▶ [INPUT DATA]
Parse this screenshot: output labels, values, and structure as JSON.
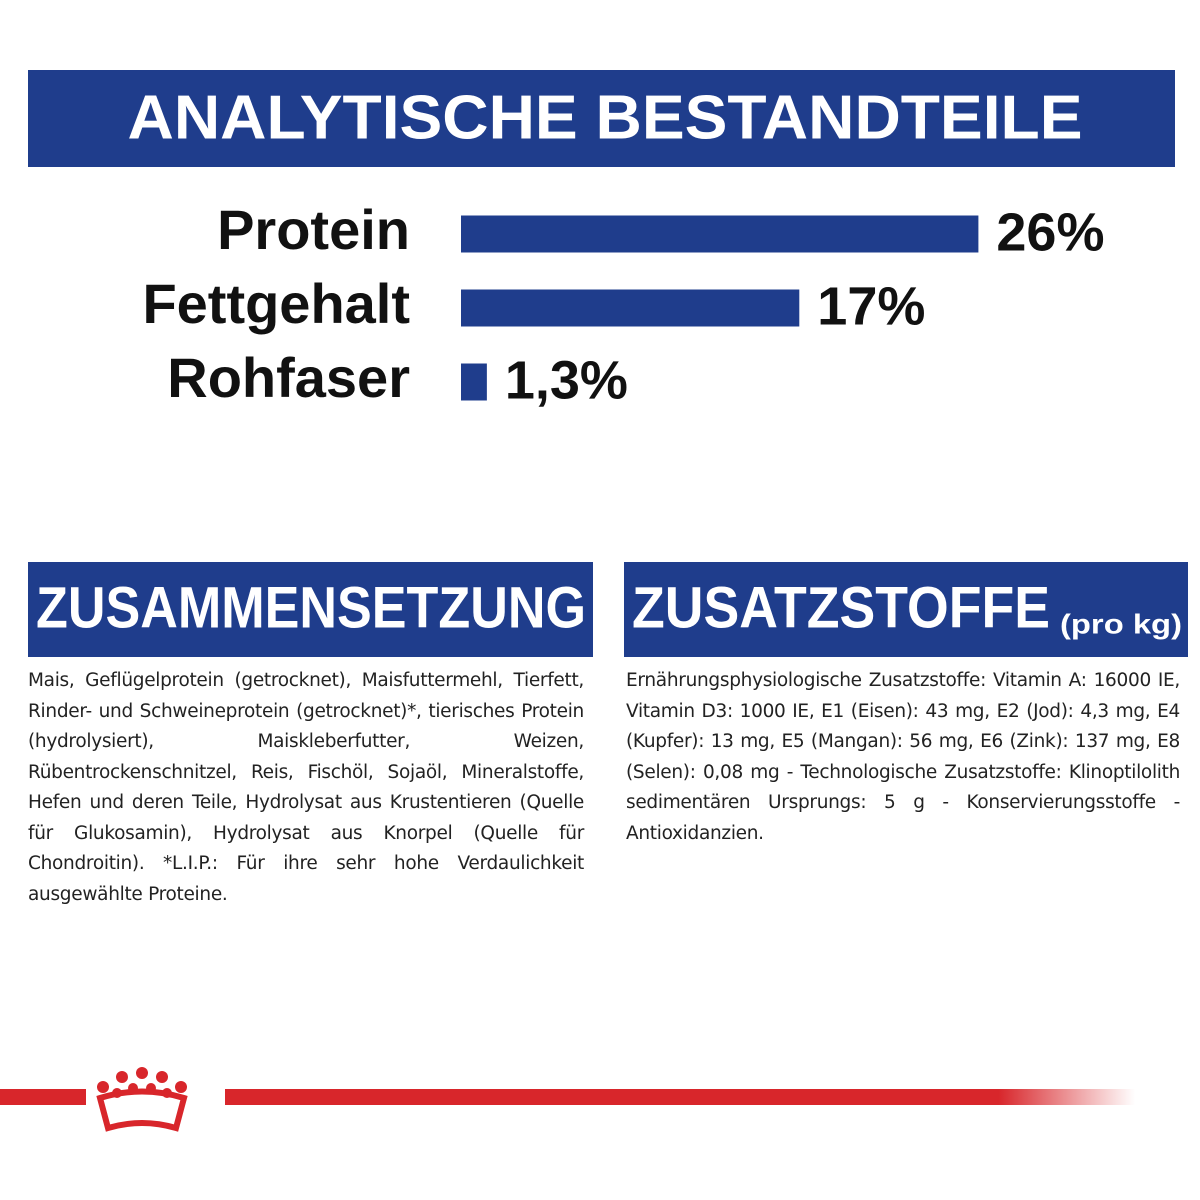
{
  "header": {
    "title": "ANALYTISCHE BESTANDTEILE"
  },
  "chart_data": {
    "type": "bar",
    "orientation": "horizontal",
    "color": "#1f3d8c",
    "categories": [
      "Protein",
      "Fettgehalt",
      "Rohfaser"
    ],
    "values": [
      26,
      17,
      1.3
    ],
    "value_labels": [
      "26%",
      "17%",
      "1,3%"
    ]
  },
  "composition": {
    "title": "ZUSAMMENSETZUNG",
    "text": "Mais, Geflügelprotein (getrocknet), Maisfuttermehl, Tierfett, Rinder- und Schweineprotein (getrocknet)*, tierisches Protein (hydrolysiert), Maiskleberfutter, Weizen, Rübentrockenschnitzel, Reis, Fischöl, Sojaöl, Mineralstoffe, Hefen und deren Teile, Hydrolysat aus Krustentieren (Quelle für Glukosamin), Hydrolysat aus Knorpel (Quelle für Chondroitin). *L.I.P.: Für ihre sehr hohe Verdaulichkeit ausgewählte Proteine."
  },
  "additives": {
    "title": "ZUSATZSTOFFE",
    "unit": "(pro kg)",
    "text": "Ernährungsphysiologische Zusatzstoffe: Vitamin A: 16000 IE, Vitamin D3: 1000 IE, E1 (Eisen): 43 mg, E2 (Jod): 4,3 mg, E4 (Kupfer): 13 mg, E5 (Mangan): 56 mg, E6 (Zink): 137 mg, E8 (Selen): 0,08 mg - Technologische Zusatzstoffe: Klinoptilolith sedimentären Ursprungs: 5 g - Konservierungsstoffe - Antioxidanzien."
  }
}
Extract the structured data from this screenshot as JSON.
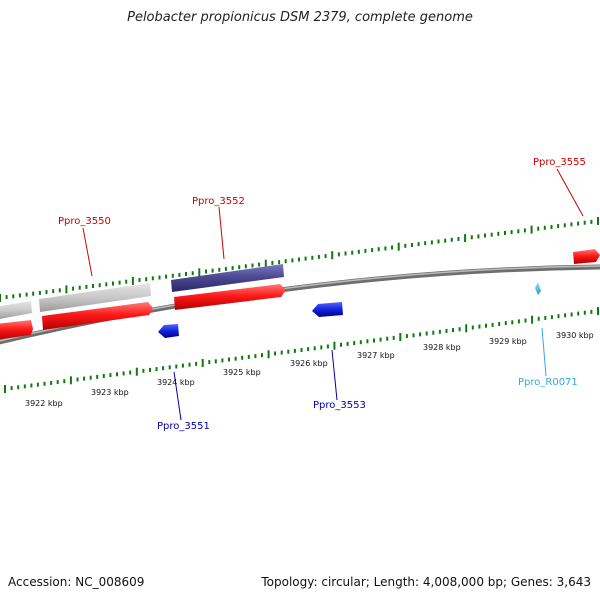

▶ [TASK] When copying the records above, please match them exactly but leave out all pictures.

▶ [TASK RESULT]
Parse this screenshot: output labels, values, and structure as JSON.
{
  "header": {
    "title": "ANALYTISCHE BESTANDTEILE"
  },
  "chart_data": {
    "type": "bar",
    "orientation": "horizontal",
    "color": "#1f3d8c",
    "categories": [
      "Protein",
      "Fettgehalt",
      "Rohfaser"
    ],
    "values": [
      26,
      17,
      1.3
    ],
    "value_labels": [
      "26%",
      "17%",
      "1,3%"
    ]
  },
  "composition": {
    "title": "ZUSAMMENSETZUNG",
    "text": "Mais, Geflügelprotein (getrocknet), Maisfuttermehl, Tierfett, Rinder- und Schweineprotein (getrocknet)*, tierisches Protein (hydrolysiert), Maiskleberfutter, Weizen, Rübentrockenschnitzel, Reis, Fischöl, Sojaöl, Mineralstoffe, Hefen und deren Teile, Hydrolysat aus Krustentieren (Quelle für Glukosamin), Hydrolysat aus Knorpel (Quelle für Chondroitin). *L.I.P.: Für ihre sehr hohe Verdaulichkeit ausgewählte Proteine."
  },
  "additives": {
    "title": "ZUSATZSTOFFE",
    "unit": "(pro kg)",
    "text": "Ernährungsphysiologische Zusatzstoffe: Vitamin A: 16000 IE, Vitamin D3: 1000 IE, E1 (Eisen): 43 mg, E2 (Jod): 4,3 mg, E4 (Kupfer): 13 mg, E5 (Mangan): 56 mg, E6 (Zink): 137 mg, E8 (Selen): 0,08 mg - Technologische Zusatzstoffe: Klinoptilolith sedimentären Ursprungs: 5 g - Konservierungsstoffe - Antioxidanzien."
  }
}
Extract the structured data from this screenshot as JSON.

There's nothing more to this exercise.